PASSAGE »
This really hit me. I've worked calls with death, with a LOT of death, before. I've heard things that would make most people hang the phone right back up.... I thought I was pretty tough, as a matter of fact, I AM pretty tough. I've dispatched on the radio for school shootings, fatal collisions, fires, bomb threats, officer injuries, drive by shootings, homicides, suicides, barricades, pursuits, you name it, I've done it. I've talked suicidal callers into putting down the knife/gun/etc., I've taken calls for all those things I've dispatched, and then some..... usually things don't rattle me. Last night, I was rattled. I had to choke back tears several times during the night. Even tonight, when I think about it, I get teary....

PROVIDED MATERIAL »
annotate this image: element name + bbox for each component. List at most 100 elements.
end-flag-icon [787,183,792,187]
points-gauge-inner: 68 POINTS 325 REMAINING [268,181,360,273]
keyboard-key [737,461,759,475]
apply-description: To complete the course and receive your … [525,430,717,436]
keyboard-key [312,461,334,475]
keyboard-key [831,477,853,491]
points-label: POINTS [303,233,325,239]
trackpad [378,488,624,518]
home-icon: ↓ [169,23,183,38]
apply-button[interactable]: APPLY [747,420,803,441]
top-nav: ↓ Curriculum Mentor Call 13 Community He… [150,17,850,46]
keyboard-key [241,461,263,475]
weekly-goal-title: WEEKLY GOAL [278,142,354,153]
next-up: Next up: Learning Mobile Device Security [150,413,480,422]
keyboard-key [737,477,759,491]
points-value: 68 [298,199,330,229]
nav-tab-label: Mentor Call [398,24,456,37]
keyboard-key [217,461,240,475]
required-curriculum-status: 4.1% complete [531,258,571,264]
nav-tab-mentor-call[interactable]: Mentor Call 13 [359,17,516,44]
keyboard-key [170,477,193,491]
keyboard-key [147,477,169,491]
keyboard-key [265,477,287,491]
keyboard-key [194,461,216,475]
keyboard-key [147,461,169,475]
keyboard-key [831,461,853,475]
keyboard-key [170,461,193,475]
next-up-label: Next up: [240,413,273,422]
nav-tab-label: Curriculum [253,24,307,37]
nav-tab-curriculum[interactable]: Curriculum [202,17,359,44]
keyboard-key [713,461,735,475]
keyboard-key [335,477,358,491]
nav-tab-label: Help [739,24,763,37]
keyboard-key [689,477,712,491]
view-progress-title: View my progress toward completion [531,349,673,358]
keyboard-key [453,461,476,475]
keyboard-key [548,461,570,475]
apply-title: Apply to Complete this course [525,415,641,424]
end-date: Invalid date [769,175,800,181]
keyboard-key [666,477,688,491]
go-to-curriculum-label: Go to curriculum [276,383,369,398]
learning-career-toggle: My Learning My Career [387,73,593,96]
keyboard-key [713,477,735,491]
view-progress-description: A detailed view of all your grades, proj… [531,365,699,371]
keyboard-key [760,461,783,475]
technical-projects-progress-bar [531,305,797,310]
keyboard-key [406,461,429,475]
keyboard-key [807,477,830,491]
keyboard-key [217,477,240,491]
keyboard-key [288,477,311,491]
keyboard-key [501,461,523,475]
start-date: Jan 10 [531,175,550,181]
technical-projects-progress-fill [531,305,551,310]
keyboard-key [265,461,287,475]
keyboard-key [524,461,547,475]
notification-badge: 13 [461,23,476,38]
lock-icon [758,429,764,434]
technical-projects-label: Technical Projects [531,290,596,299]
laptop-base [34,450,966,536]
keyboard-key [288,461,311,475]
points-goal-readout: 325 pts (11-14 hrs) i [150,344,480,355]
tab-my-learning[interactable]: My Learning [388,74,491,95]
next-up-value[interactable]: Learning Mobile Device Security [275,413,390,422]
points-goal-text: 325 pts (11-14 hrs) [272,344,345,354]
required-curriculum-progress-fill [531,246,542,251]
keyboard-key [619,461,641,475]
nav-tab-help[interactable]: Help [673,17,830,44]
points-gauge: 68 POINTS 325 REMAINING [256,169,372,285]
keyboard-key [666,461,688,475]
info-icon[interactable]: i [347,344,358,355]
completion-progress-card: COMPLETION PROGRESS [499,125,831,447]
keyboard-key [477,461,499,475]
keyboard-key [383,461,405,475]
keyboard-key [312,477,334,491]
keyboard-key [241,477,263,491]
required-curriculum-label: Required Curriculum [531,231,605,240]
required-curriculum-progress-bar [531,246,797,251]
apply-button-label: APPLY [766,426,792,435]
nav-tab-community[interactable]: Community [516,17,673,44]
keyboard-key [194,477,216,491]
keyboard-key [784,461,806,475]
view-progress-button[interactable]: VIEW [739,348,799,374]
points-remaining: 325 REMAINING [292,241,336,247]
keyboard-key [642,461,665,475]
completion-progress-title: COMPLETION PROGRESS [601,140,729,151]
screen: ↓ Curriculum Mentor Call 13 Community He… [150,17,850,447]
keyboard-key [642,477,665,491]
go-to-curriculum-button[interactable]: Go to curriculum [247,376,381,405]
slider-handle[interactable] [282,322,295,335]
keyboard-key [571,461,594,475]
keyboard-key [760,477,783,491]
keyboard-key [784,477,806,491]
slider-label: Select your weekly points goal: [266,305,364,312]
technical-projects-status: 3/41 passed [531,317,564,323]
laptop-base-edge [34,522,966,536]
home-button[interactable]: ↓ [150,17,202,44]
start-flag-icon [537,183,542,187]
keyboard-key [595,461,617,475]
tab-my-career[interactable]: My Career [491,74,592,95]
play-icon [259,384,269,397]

WHAT NEEDS TO BE DONE » Rewrite everything from "This really hit" down to "I get teary...." in the dispatcher's account, putting "resilient" in place of "tough" wherever it occurs.

FULL SOLUTION »
This really hit me. I've worked calls with death, with a LOT of death, before. I've heard things that would make most people hang the phone right back up.... I thought I was pretty resilient, as a matter of fact, I AM pretty resilient. I've dispatched on the radio for school shootings, fatal collisions, fires, bomb threats, officer injuries, drive by shootings, homicides, suicides, barricades, pursuits, you name it, I've done it. I've talked suicidal callers into putting down the knife/gun/etc., I've taken calls for all those things I've dispatched, and then some..... usually things don't rattle me. Last night, I was rattled. I had to choke back tears several times during the night. Even tonight, when I think about it, I get teary....